> **Request**: Search the listing for the string "Associés" and copy every line that contains it.

* BEGIN Given entries *

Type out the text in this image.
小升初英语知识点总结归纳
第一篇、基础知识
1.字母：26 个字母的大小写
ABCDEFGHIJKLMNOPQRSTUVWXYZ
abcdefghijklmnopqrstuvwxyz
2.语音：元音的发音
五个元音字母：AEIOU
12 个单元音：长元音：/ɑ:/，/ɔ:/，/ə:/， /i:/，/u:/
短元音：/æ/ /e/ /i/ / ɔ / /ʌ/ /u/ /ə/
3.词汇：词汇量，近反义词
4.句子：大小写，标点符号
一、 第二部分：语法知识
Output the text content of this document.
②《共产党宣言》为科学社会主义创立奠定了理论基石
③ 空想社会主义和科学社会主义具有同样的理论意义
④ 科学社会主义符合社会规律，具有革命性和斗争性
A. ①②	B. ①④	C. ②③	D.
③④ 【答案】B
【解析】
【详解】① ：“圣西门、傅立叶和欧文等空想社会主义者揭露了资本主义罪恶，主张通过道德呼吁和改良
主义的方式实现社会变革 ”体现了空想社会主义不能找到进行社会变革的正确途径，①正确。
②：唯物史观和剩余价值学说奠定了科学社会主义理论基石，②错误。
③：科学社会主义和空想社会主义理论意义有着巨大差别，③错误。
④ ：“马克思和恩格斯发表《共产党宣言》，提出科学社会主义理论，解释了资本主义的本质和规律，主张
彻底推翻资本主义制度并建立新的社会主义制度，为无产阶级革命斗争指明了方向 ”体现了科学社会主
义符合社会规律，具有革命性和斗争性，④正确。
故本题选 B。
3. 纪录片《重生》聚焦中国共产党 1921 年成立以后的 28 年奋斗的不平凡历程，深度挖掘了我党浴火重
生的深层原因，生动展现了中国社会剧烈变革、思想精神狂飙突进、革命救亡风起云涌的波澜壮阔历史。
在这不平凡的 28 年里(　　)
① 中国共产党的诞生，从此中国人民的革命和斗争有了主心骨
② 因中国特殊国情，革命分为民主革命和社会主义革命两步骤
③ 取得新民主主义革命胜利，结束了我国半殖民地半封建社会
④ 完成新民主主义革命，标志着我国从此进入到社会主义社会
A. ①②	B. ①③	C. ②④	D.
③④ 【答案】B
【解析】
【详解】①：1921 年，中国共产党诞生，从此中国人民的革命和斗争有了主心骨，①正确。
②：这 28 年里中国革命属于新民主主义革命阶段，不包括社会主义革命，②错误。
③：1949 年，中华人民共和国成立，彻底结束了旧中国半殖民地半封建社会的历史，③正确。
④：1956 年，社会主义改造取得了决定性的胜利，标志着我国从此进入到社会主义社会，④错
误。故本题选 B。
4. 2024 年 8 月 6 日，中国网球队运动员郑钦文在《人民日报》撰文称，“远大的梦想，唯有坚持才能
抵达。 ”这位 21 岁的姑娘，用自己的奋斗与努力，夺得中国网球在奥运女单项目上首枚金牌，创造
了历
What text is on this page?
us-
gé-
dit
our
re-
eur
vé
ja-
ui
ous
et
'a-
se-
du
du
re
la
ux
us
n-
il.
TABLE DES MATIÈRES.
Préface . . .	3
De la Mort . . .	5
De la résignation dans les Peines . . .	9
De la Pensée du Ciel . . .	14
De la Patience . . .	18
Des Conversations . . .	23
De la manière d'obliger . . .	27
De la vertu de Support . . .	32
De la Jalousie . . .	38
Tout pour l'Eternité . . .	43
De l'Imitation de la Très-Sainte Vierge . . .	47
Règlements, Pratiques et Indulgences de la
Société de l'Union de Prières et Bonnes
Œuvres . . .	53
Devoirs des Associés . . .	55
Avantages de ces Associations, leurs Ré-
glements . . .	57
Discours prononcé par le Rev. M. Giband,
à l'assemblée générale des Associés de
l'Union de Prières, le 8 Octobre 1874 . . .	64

* END Given entries *

> **Finished answer**:
Devoirs des Associés . . .	55
à l'assemblée générale des Associés de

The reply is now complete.